#### [Required task]
Print the complete set of entries exactly.

— begin —

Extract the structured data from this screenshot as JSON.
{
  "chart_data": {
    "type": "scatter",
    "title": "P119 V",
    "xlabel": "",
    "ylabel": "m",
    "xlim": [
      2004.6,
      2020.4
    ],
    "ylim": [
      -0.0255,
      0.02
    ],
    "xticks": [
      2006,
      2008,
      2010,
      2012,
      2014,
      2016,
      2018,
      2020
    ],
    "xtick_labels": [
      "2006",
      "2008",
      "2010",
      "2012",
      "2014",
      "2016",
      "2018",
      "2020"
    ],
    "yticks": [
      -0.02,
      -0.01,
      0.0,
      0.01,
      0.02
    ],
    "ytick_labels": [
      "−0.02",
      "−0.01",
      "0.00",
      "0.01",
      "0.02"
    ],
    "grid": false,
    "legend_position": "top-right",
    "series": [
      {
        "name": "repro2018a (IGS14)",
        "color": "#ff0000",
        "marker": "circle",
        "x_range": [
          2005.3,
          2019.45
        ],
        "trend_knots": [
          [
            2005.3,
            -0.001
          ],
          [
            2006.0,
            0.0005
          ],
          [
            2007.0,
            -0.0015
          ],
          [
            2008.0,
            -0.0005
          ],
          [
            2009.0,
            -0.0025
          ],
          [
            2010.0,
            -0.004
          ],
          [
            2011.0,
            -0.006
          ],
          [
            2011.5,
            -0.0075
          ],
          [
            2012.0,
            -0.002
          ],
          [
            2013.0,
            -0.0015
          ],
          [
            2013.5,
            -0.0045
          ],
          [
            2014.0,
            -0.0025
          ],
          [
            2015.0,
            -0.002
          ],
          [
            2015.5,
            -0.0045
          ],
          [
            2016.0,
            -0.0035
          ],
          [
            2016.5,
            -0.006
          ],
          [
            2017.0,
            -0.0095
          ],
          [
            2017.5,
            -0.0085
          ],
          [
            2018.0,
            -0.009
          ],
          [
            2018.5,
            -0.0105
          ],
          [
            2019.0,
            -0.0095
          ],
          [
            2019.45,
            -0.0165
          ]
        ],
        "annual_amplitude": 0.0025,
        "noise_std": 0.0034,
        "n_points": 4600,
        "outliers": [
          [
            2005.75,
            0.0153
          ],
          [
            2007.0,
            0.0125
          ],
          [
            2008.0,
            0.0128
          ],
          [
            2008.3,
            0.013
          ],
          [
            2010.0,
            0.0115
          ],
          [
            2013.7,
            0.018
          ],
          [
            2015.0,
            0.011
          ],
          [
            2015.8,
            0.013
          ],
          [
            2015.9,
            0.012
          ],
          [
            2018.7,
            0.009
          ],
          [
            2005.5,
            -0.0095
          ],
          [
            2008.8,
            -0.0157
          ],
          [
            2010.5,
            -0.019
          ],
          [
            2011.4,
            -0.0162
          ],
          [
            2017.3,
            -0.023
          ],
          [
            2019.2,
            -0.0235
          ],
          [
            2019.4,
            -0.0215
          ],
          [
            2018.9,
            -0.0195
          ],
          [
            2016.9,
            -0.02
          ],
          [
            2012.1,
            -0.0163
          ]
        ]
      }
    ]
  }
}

— end —

#### [Solution for this problem]
Extract the structured data from this screenshot as JSON.
{
  "chart_data": {
    "type": "scatter",
    "title": "P119 V",
    "xlabel": "",
    "ylabel": "m",
    "xlim": [
      2004.6,
      2020.4
    ],
    "ylim": [
      -0.0255,
      0.02
    ],
    "xticks": [
      2006,
      2008,
      2010,
      2012,
      2014,
      2016,
      2018,
      2020
    ],
    "xtick_labels": [
      "2006",
      "2008",
      "2010",
      "2012",
      "2014",
      "2016",
      "2018",
      "2020"
    ],
    "yticks": [
      -0.02,
      -0.01,
      0.0,
      0.01,
      0.02
    ],
    "ytick_labels": [
      "−0.02",
      "−0.01",
      "0.00",
      "0.01",
      "0.02"
    ],
    "grid": false,
    "legend_position": "top-right",
    "series": [
      {
        "name": "repro2018a (IGS14)",
        "color": "#ff0000",
        "marker": "circle",
        "x_range": [
          2005.3,
          2019.45
        ],
        "trend_knots": [
          [
            2005.3,
            -0.001
          ],
          [
            2006.0,
            0.0005
          ],
          [
            2007.0,
            -0.0015
          ],
          [
            2008.0,
            -0.0005
          ],
          [
            2009.0,
            -0.0025
          ],
          [
            2010.0,
            -0.004
          ],
          [
            2011.0,
            -0.006
          ],
          [
            2011.5,
            -0.0075
          ],
          [
            2012.0,
            -0.002
          ],
          [
            2013.0,
            -0.0015
          ],
          [
            2013.5,
            -0.0045
          ],
          [
            2014.0,
            -0.0025
          ],
          [
            2015.0,
            -0.002
          ],
          [
            2015.5,
            -0.0045
          ],
          [
            2016.0,
            -0.0035
          ],
          [
            2016.5,
            -0.006
          ],
          [
            2017.0,
            -0.0095
          ],
          [
            2017.5,
            -0.0085
          ],
          [
            2018.0,
            -0.009
          ],
          [
            2018.5,
            -0.0105
          ],
          [
            2019.0,
            -0.0095
          ],
          [
            2019.45,
            -0.0165
          ]
        ],
        "annual_amplitude": 0.0025,
        "noise_std": 0.0034,
        "n_points": 4600,
        "outliers": [
          [
            2005.75,
            0.0153
          ],
          [
            2007.0,
            0.0125
          ],
          [
            2008.0,
            0.0128
          ],
          [
            2008.3,
            0.013
          ],
          [
            2010.0,
            0.0115
          ],
          [
            2013.7,
            0.018
          ],
          [
            2015.0,
            0.011
          ],
          [
            2015.8,
            0.013
          ],
          [
            2015.9,
            0.012
          ],
          [
            2018.7,
            0.009
          ],
          [
            2005.5,
            -0.0095
          ],
          [
            2008.8,
            -0.0157
          ],
          [
            2010.5,
            -0.019
          ],
          [
            2011.4,
            -0.0162
          ],
          [
            2017.3,
            -0.023
          ],
          [
            2019.2,
            -0.0235
          ],
          [
            2019.4,
            -0.0215
          ],
          [
            2018.9,
            -0.0195
          ],
          [
            2016.9,
            -0.02
          ],
          [
            2012.1,
            -0.0163
          ]
        ]
      }
    ]
  }
}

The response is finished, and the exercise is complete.